=== PROBLEM DETAILS ===
In the data below, find every line that has the string "initial", and copy it.

─── SUPPLIED INFORMATION

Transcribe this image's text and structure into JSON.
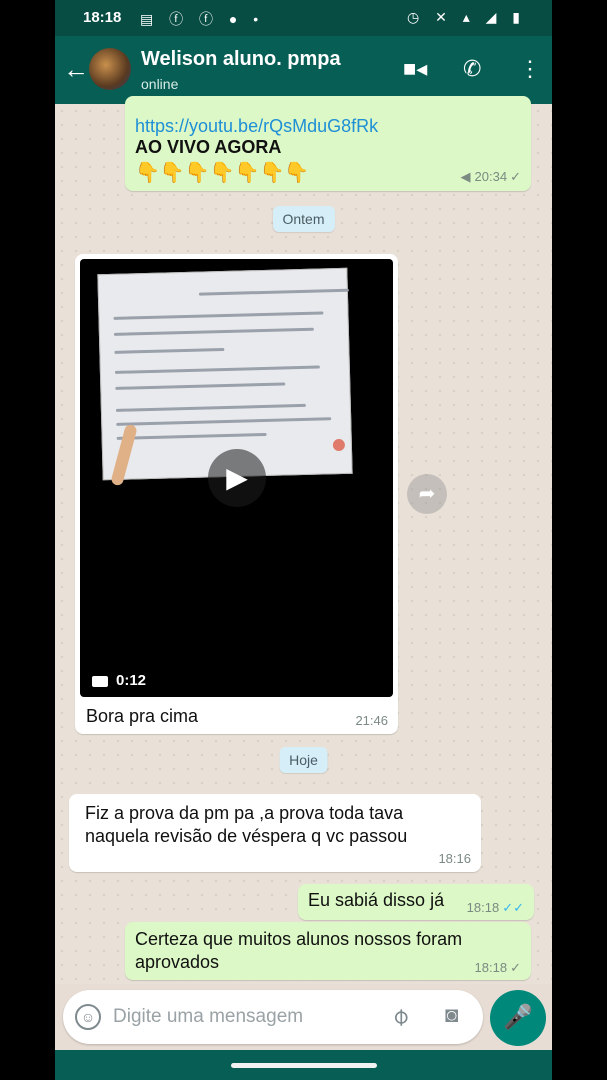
{
  "status_bar": {
    "time": "18:18",
    "left_icons": "▤ ⓕ ⓕ ● •",
    "right_icons": "◷ ✕ ▴ ◢ ▮"
  },
  "header": {
    "contact_name": "Welison aluno. pmpa",
    "contact_status": "online",
    "icons": [
      "back-arrow-icon",
      "video-call-icon",
      "phone-icon",
      "more-options-icon"
    ]
  },
  "messages": [
    {
      "type": "out",
      "link": "https://youtu.be/rQsMduG8fRk",
      "text": "AO VIVO AGORA",
      "emoji": "👇👇👇👇👇👇👇",
      "time": "20:34",
      "tick": "✓"
    },
    {
      "type": "day",
      "text": "Ontem"
    },
    {
      "type": "in-video",
      "duration": "0:12",
      "caption": "Bora pra cima",
      "time": "21:46"
    },
    {
      "type": "day",
      "text": "Hoje"
    },
    {
      "type": "in",
      "text": "Fiz a prova da pm pa ,a prova toda tava naquela revisão de véspera q vc passou",
      "time": "18:16"
    },
    {
      "type": "out",
      "text": "Eu sabiá disso já",
      "time": "18:18",
      "tick": "✓✓"
    },
    {
      "type": "out",
      "text": "Certeza que muitos alunos nossos foram aprovados",
      "time": "18:18",
      "tick": "✓"
    }
  ],
  "input": {
    "placeholder": "Digite uma mensagem"
  },
  "colors": {
    "header": "#075e54",
    "outgoing_bubble": "#dcf8c6",
    "incoming_bubble": "#ffffff",
    "mic_button": "#00897b",
    "read_tick": "#34b7f1"
  }
}
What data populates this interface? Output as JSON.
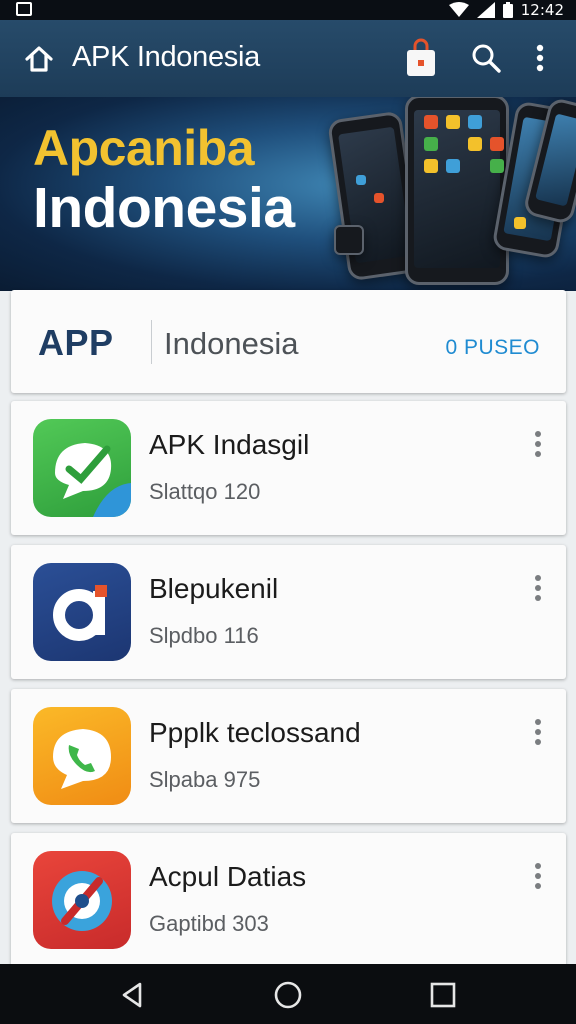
{
  "status_bar": {
    "time": "12:42"
  },
  "toolbar": {
    "title": "APK Indonesia",
    "icons": [
      "home-icon",
      "shopping-bag-icon",
      "search-icon",
      "more-vert-icon"
    ]
  },
  "banner": {
    "line1": "Apcaniba",
    "line2": "Indonesia"
  },
  "search_card": {
    "brand": "APP",
    "label": "Indonesia",
    "action": "0 PUSEO"
  },
  "apps": [
    {
      "name": "APK Indasgil",
      "subtitle": "Slattqo 120",
      "icon": "chat-check-icon",
      "color": "#3fb74a"
    },
    {
      "name": "Blepukenil",
      "subtitle": "Slpdbo 116",
      "icon": "a-letter-icon",
      "color": "#24448a"
    },
    {
      "name": "Ppplk teclossand",
      "subtitle": "Slpaba 975",
      "icon": "phone-bubble-icon",
      "color": "#f6a11c"
    },
    {
      "name": "Acpul Datias",
      "subtitle": "Gaptibd 303",
      "icon": "compass-icon",
      "color": "#e03a35"
    }
  ],
  "nav_bar": {
    "icons": [
      "back-icon",
      "home-circle-icon",
      "recents-icon"
    ]
  }
}
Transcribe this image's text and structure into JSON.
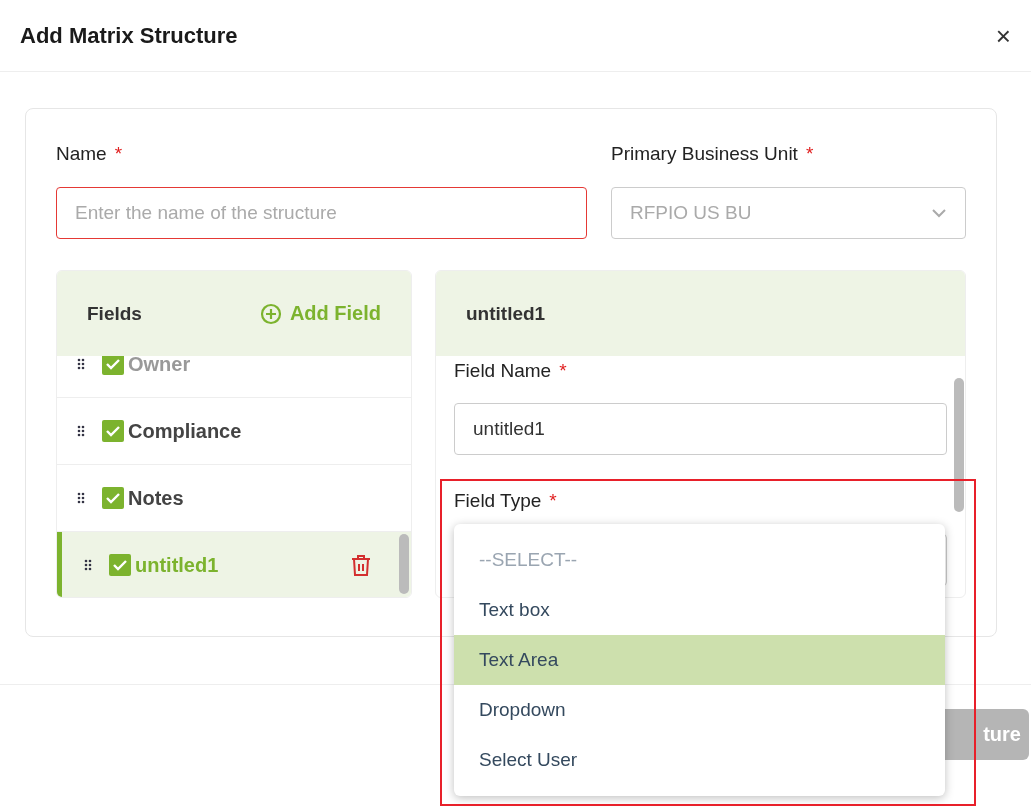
{
  "dialog": {
    "title": "Add Matrix Structure",
    "close": "×"
  },
  "name": {
    "label": "Name",
    "required": "*",
    "placeholder": "Enter the name of the structure",
    "error": true
  },
  "business_unit": {
    "label": "Primary Business Unit",
    "required": "*",
    "value": "RFPIO US BU"
  },
  "fields_panel": {
    "title": "Fields",
    "add_button": "Add Field",
    "items": [
      {
        "label": "Owner",
        "checked": true,
        "selected": false,
        "dimmed": true
      },
      {
        "label": "Compliance",
        "checked": true,
        "selected": false,
        "dimmed": false
      },
      {
        "label": "Notes",
        "checked": true,
        "selected": false,
        "dimmed": false
      },
      {
        "label": "untitled1",
        "checked": true,
        "selected": true,
        "dimmed": false
      }
    ]
  },
  "field_editor": {
    "title": "untitled1",
    "field_name_label": "Field Name",
    "field_name_required": "*",
    "field_name_value": "untitled1",
    "field_type_label": "Field Type",
    "field_type_required": "*"
  },
  "field_type_dropdown": {
    "options": [
      {
        "label": "--SELECT--",
        "kind": "placeholder",
        "selected": false
      },
      {
        "label": "Text box",
        "kind": "option",
        "selected": false
      },
      {
        "label": "Text Area",
        "kind": "option",
        "selected": true
      },
      {
        "label": "Dropdown",
        "kind": "option",
        "selected": false
      },
      {
        "label": "Select User",
        "kind": "option",
        "selected": false
      }
    ]
  },
  "footer": {
    "button": "ture"
  }
}
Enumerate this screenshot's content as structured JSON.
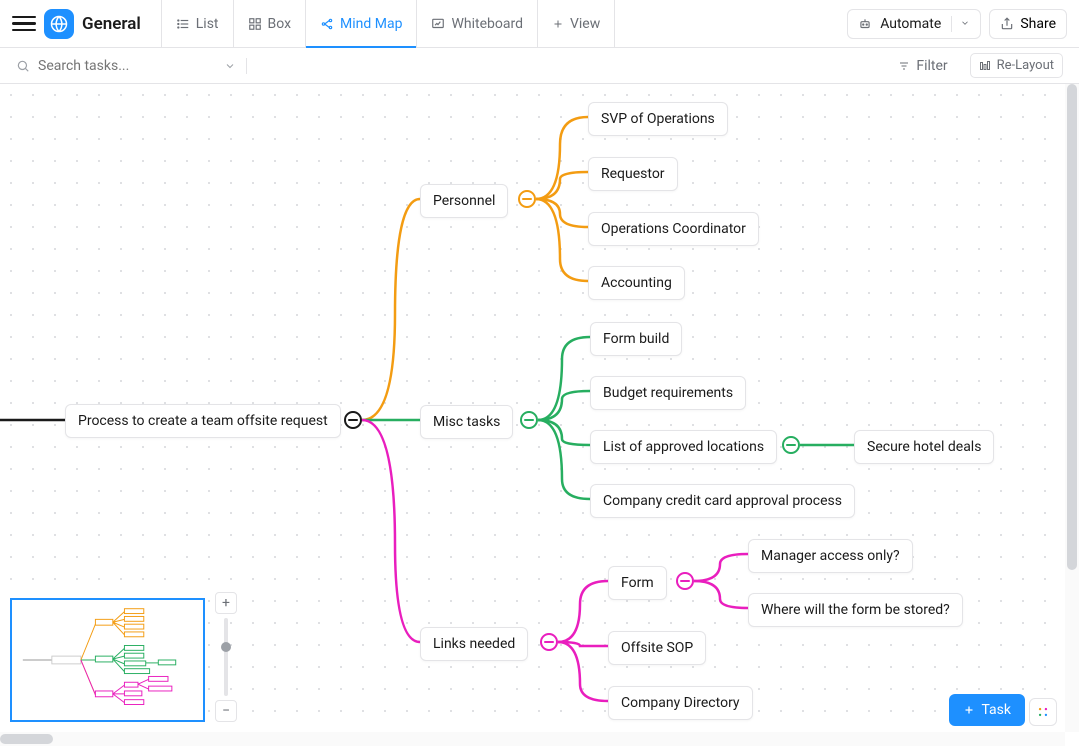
{
  "header": {
    "workspace": "General",
    "tabs": {
      "list": "List",
      "box": "Box",
      "mindmap": "Mind Map",
      "whiteboard": "Whiteboard",
      "view": "View"
    },
    "automate": "Automate",
    "share": "Share"
  },
  "subheader": {
    "search_placeholder": "Search tasks...",
    "filter": "Filter",
    "relayout": "Re-Layout"
  },
  "mindmap": {
    "root": "Process to create a team offsite request",
    "branch1": {
      "label": "Personnel",
      "color": "#f39c12",
      "children": [
        "SVP of Operations",
        "Requestor",
        "Operations Coordinator",
        "Accounting"
      ]
    },
    "branch2": {
      "label": "Misc tasks",
      "color": "#27ae60",
      "children": [
        "Form build",
        "Budget requirements",
        "List of approved locations",
        "Company credit card approval process"
      ],
      "grandchild": "Secure hotel deals"
    },
    "branch3": {
      "label": "Links needed",
      "color": "#e91ebe",
      "children": [
        "Form",
        "Offsite SOP",
        "Company Directory"
      ],
      "grandchildren": [
        "Manager access only?",
        "Where will the form be stored?"
      ]
    }
  },
  "footer": {
    "task": "Task"
  }
}
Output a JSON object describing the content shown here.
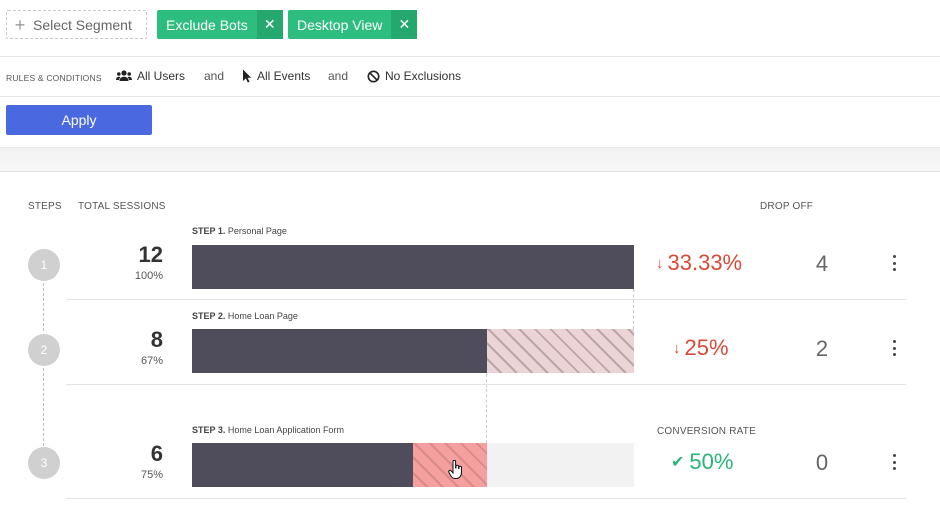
{
  "segments": {
    "select_label": "Select Segment",
    "chips": [
      {
        "label": "Exclude Bots"
      },
      {
        "label": "Desktop View"
      }
    ]
  },
  "rules": {
    "title": "RULES & CONDITIONS",
    "users": "All Users",
    "and_1": "and",
    "events": "All Events",
    "and_2": "and",
    "exclusions": "No Exclusions"
  },
  "apply_label": "Apply",
  "funnel": {
    "headers": {
      "steps": "STEPS",
      "total_sessions": "TOTAL SESSIONS",
      "drop_off": "DROP OFF",
      "conversion_rate": "CONVERSION RATE"
    },
    "steps": [
      {
        "number": "1",
        "step_prefix": "STEP 1.",
        "name": "Personal Page",
        "sessions": "12",
        "sessions_pct": "100%",
        "rate": "33.33%",
        "count": "4"
      },
      {
        "number": "2",
        "step_prefix": "STEP 2.",
        "name": "Home Loan Page",
        "sessions": "8",
        "sessions_pct": "67%",
        "rate": "25%",
        "count": "2"
      },
      {
        "number": "3",
        "step_prefix": "STEP 3.",
        "name": "Home Loan Application Form",
        "sessions": "6",
        "sessions_pct": "75%",
        "rate": "50%",
        "count": "0"
      }
    ]
  },
  "colors": {
    "chip_green": "#2dbd7e",
    "apply_blue": "#4a68e0",
    "bar_dark": "#4f4d5b",
    "drop_red": "#d64a3a",
    "conversion_green": "#27b577"
  },
  "icons": {
    "plus": "plus-icon",
    "chip_close": "close-icon",
    "users": "users-icon",
    "events": "cursor-pointer-icon",
    "exclusions": "ban-icon",
    "drop_arrow": "arrow-down-icon",
    "conversion": "check-icon",
    "menu": "kebab-menu-icon"
  }
}
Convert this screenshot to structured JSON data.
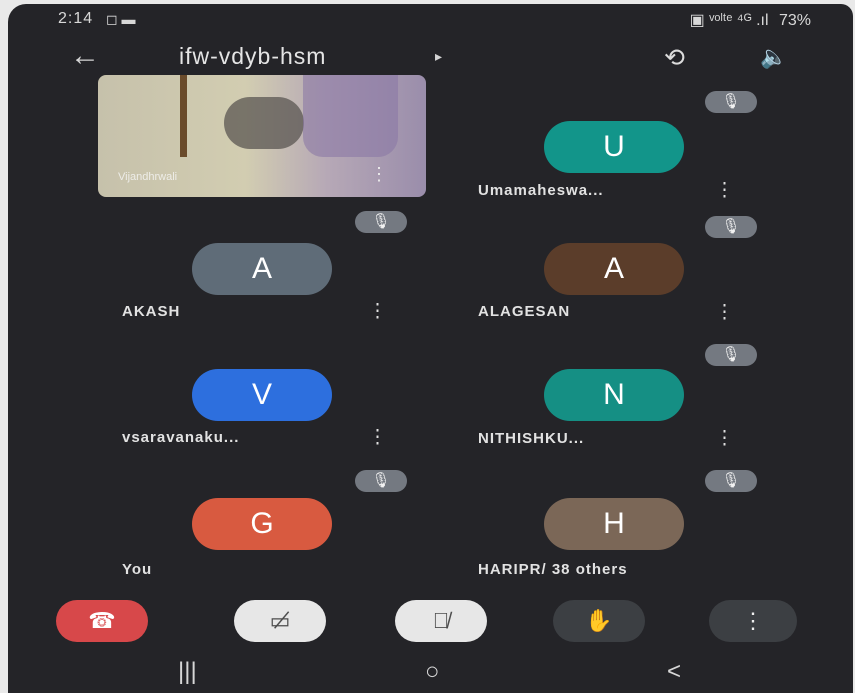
{
  "status_bar": {
    "time": "2:14",
    "left_icons": "◻ ▬",
    "right_icons": "▣ ᵛᵒˡᵗᵉ ⁴ᴳ .ıl",
    "battery": "73%"
  },
  "header": {
    "meeting_code": "ifw-vdyb-hsm",
    "back_icon": "arrow-left-icon",
    "caret": "▸",
    "switch_camera_icon": "camera-switch-icon",
    "speaker_icon": "speaker-icon"
  },
  "participants": [
    {
      "initial": "U",
      "name": "Umamaheswa...",
      "color": "#12958a",
      "muted": true
    },
    {
      "initial": "A",
      "name": "AKASH",
      "color": "#5f6c78",
      "muted": true
    },
    {
      "initial": "A",
      "name": "ALAGESAN",
      "color": "#5b3d2a",
      "muted": true
    },
    {
      "initial": "V",
      "name": "vsaravanaku...",
      "color": "#2d6fde",
      "muted": false
    },
    {
      "initial": "N",
      "name": "NITHISHKU...",
      "color": "#158f84",
      "muted": true
    },
    {
      "initial": "G",
      "name": "You",
      "color": "#d85a40",
      "muted": true
    },
    {
      "initial": "H",
      "name": "HARIPR/ 38 others",
      "color": "#7b6757",
      "muted": true
    }
  ],
  "self_video": {
    "label": "Vijandhrwali"
  },
  "controls": {
    "end_call_color": "#d7484a",
    "camera_off_icon": "camera-off-icon",
    "mic_off_icon": "mic-off-icon",
    "hand_icon": "raise-hand-icon",
    "more_icon": "more-vertical-icon"
  },
  "nav": {
    "recent_icon": "|||",
    "home_icon": "○",
    "back_icon": "<"
  }
}
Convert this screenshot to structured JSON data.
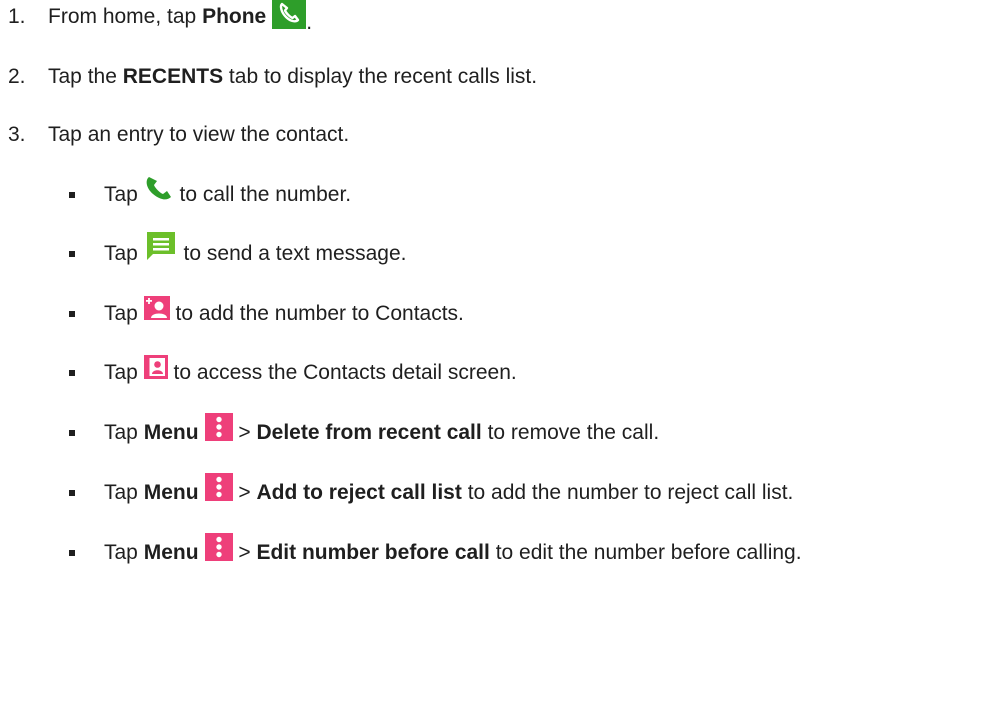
{
  "steps": [
    {
      "number": "1.",
      "pre": "From home, tap ",
      "bold": "Phone",
      "post": ".",
      "icon": "phone-app-icon"
    },
    {
      "number": "2.",
      "pre": "Tap the ",
      "bold": "RECENTS",
      "post": " tab to display the recent calls list."
    },
    {
      "number": "3.",
      "text": "Tap an entry to view the contact."
    }
  ],
  "bullets": [
    {
      "pre": "Tap ",
      "icon": "phone-call-icon",
      "post": " to call the number."
    },
    {
      "pre": "Tap ",
      "icon": "message-icon",
      "post": " to send a text message."
    },
    {
      "pre": "Tap ",
      "icon": "add-contact-icon",
      "post": " to add the number to Contacts."
    },
    {
      "pre": "Tap ",
      "icon": "contact-card-icon",
      "post": " to access the Contacts detail screen."
    },
    {
      "pre": "Tap ",
      "bold1": "Menu",
      "icon": "menu-icon",
      "sep": " > ",
      "bold2": "Delete from recent call",
      "post": " to remove the call."
    },
    {
      "pre": "Tap ",
      "bold1": "Menu",
      "icon": "menu-icon",
      "sep": " > ",
      "bold2": "Add to reject call list",
      "post": " to add the number to reject call list."
    },
    {
      "pre": "Tap ",
      "bold1": "Menu",
      "icon": "menu-icon",
      "sep": " > ",
      "bold2": "Edit number before call",
      "post": " to edit the number before calling."
    }
  ],
  "colors": {
    "green": "#2e9e2a",
    "message_green": "#6cbf2a",
    "pink": "#ee3f7a",
    "text": "#1f1f1f"
  }
}
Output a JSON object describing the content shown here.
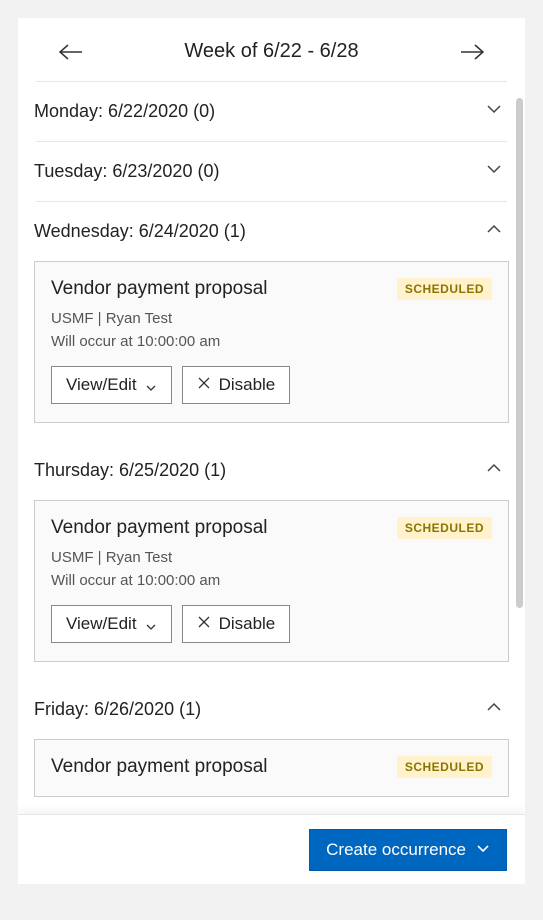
{
  "week": {
    "title": "Week of 6/22 - 6/28"
  },
  "days": {
    "monday": {
      "label": "Monday: 6/22/2020 (0)"
    },
    "tuesday": {
      "label": "Tuesday: 6/23/2020 (0)"
    },
    "wednesday": {
      "label": "Wednesday: 6/24/2020 (1)"
    },
    "thursday": {
      "label": "Thursday: 6/25/2020 (1)"
    },
    "friday": {
      "label": "Friday: 6/26/2020 (1)"
    }
  },
  "cards": {
    "wed": {
      "title": "Vendor payment proposal",
      "badge": "SCHEDULED",
      "sub": "USMF | Ryan Test",
      "time": "Will occur at 10:00:00 am",
      "viewEdit": "View/Edit",
      "disable": "Disable"
    },
    "thu": {
      "title": "Vendor payment proposal",
      "badge": "SCHEDULED",
      "sub": "USMF | Ryan Test",
      "time": "Will occur at 10:00:00 am",
      "viewEdit": "View/Edit",
      "disable": "Disable"
    },
    "fri": {
      "title": "Vendor payment proposal",
      "badge": "SCHEDULED"
    }
  },
  "footer": {
    "createOccurrence": "Create occurrence"
  }
}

──────

=== CORRECT RESULT ===
      "initial": "U",
      "initial": "A",
      "initial": "A",
      "initial": "V",
      "initial": "N",
      "initial": "G",
      "initial": "H",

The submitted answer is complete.